#### Task instructions:
Pull out every line from the listing that has the word "سایز".

-- START Available records --

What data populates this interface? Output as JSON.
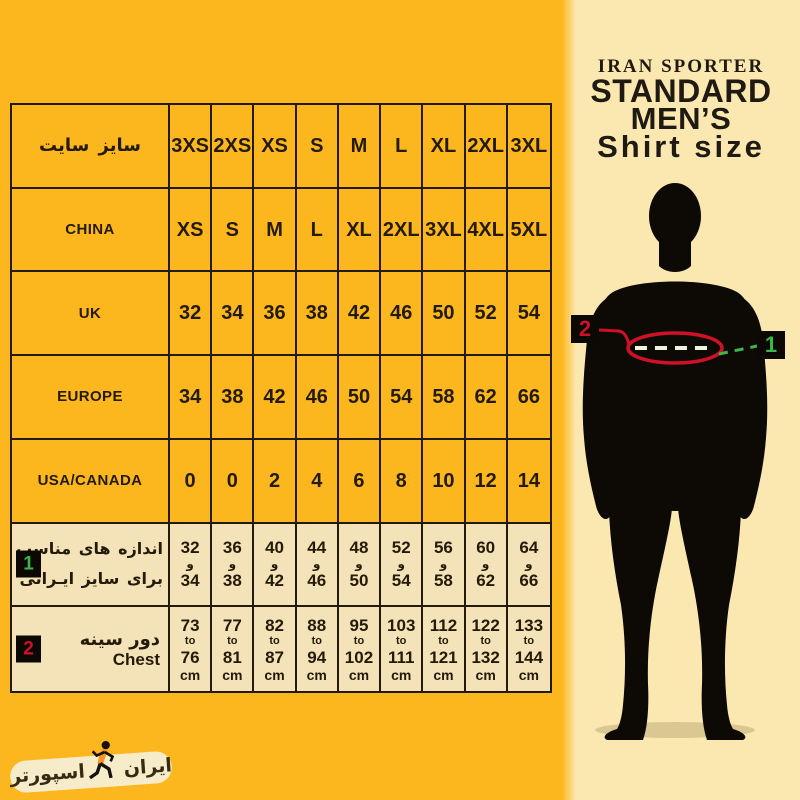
{
  "header": {
    "brand": "IRAN SPORTER",
    "title_line1": "STANDARD",
    "title_line2": "MEN’S",
    "title_line3": "Shirt size"
  },
  "figure": {
    "chest_marker": "2",
    "size_marker": "1"
  },
  "logo": {
    "word_iran": "ایران",
    "word_sporter": "اسپورتر"
  },
  "colors": {
    "background_yellow": "#fcb71e",
    "panel_cream": "#fbe8b1",
    "row_cream": "#f4e3b8",
    "badge_green": "#3db54d",
    "badge_red": "#cf1126",
    "line_red": "#cf1126",
    "ink": "#241a08"
  },
  "table": {
    "rows": [
      {
        "label": "سایز سایت",
        "label_lang": "fa",
        "cream": false,
        "values": [
          "3XS",
          "2XS",
          "XS",
          "S",
          "M",
          "L",
          "XL",
          "2XL",
          "3XL"
        ]
      },
      {
        "label": "CHINA",
        "label_lang": "en",
        "cream": false,
        "values": [
          "XS",
          "S",
          "M",
          "L",
          "XL",
          "2XL",
          "3XL",
          "4XL",
          "5XL"
        ]
      },
      {
        "label": "UK",
        "label_lang": "en",
        "cream": false,
        "values": [
          "32",
          "34",
          "36",
          "38",
          "42",
          "46",
          "50",
          "52",
          "54"
        ]
      },
      {
        "label": "EUROPE",
        "label_lang": "en",
        "cream": false,
        "values": [
          "34",
          "38",
          "42",
          "46",
          "50",
          "54",
          "58",
          "62",
          "66"
        ]
      },
      {
        "label": "USA/CANADA",
        "label_lang": "en",
        "cream": false,
        "values": [
          "0",
          "0",
          "2",
          "4",
          "6",
          "8",
          "10",
          "12",
          "14"
        ]
      },
      {
        "label": "اندازه های مناسب",
        "label2": "برای سایز ایـرانی",
        "label_lang": "fa",
        "label2_lang": "fa",
        "badge": "1",
        "badge_color": "green",
        "cream": true,
        "values": [
          {
            "a": "32",
            "w": "و",
            "b": "34"
          },
          {
            "a": "36",
            "w": "و",
            "b": "38"
          },
          {
            "a": "40",
            "w": "و",
            "b": "42"
          },
          {
            "a": "44",
            "w": "و",
            "b": "46"
          },
          {
            "a": "48",
            "w": "و",
            "b": "50"
          },
          {
            "a": "52",
            "w": "و",
            "b": "54"
          },
          {
            "a": "56",
            "w": "و",
            "b": "58"
          },
          {
            "a": "60",
            "w": "و",
            "b": "62"
          },
          {
            "a": "64",
            "w": "و",
            "b": "66"
          }
        ]
      },
      {
        "label": "دور سینه",
        "label2": "Chest",
        "label_lang": "fa",
        "label2_lang": "en",
        "badge": "2",
        "badge_color": "red",
        "cream": true,
        "values": [
          {
            "a": "73",
            "w": "to",
            "b": "76",
            "u": "cm"
          },
          {
            "a": "77",
            "w": "to",
            "b": "81",
            "u": "cm"
          },
          {
            "a": "82",
            "w": "to",
            "b": "87",
            "u": "cm"
          },
          {
            "a": "88",
            "w": "to",
            "b": "94",
            "u": "cm"
          },
          {
            "a": "95",
            "w": "to",
            "b": "102",
            "u": "cm"
          },
          {
            "a": "103",
            "w": "to",
            "b": "111",
            "u": "cm"
          },
          {
            "a": "112",
            "w": "to",
            "b": "121",
            "u": "cm"
          },
          {
            "a": "122",
            "w": "to",
            "b": "132",
            "u": "cm"
          },
          {
            "a": "133",
            "w": "to",
            "b": "144",
            "u": "cm"
          }
        ]
      }
    ]
  },
  "chart_data": {
    "type": "table",
    "title": "IRAN SPORTER STANDARD MEN'S Shirt size",
    "row_headers": [
      "سایز سایت",
      "CHINA",
      "UK",
      "EUROPE",
      "USA/CANADA",
      "اندازه های مناسب برای سایز ایـرانی",
      "دور سینه Chest"
    ],
    "rows": [
      [
        "3XS",
        "2XS",
        "XS",
        "S",
        "M",
        "L",
        "XL",
        "2XL",
        "3XL"
      ],
      [
        "XS",
        "S",
        "M",
        "L",
        "XL",
        "2XL",
        "3XL",
        "4XL",
        "5XL"
      ],
      [
        "32",
        "34",
        "36",
        "38",
        "42",
        "46",
        "50",
        "52",
        "54"
      ],
      [
        "34",
        "38",
        "42",
        "46",
        "50",
        "54",
        "58",
        "62",
        "66"
      ],
      [
        "0",
        "0",
        "2",
        "4",
        "6",
        "8",
        "10",
        "12",
        "14"
      ],
      [
        "32 و 34",
        "36 و 38",
        "40 و 42",
        "44 و 46",
        "48 و 50",
        "52 و 54",
        "56 و 58",
        "60 و 62",
        "64 و 66"
      ],
      [
        "73 to 76 cm",
        "77 to 81 cm",
        "82 to 87 cm",
        "88 to 94 cm",
        "95 to 102 cm",
        "103 to 111 cm",
        "112 to 121 cm",
        "122 to 132 cm",
        "133 to 144 cm"
      ]
    ],
    "annotations": [
      "1 = matching sizes for Iranian size",
      "2 = chest circumference"
    ]
  }
}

-- END Available records --

#### Worked solution:
        "label": "سایز سایت",
        "label2": "برای سایز ایـرانی",
      "سایز سایت",
      "اندازه های مناسب برای سایز ایـرانی",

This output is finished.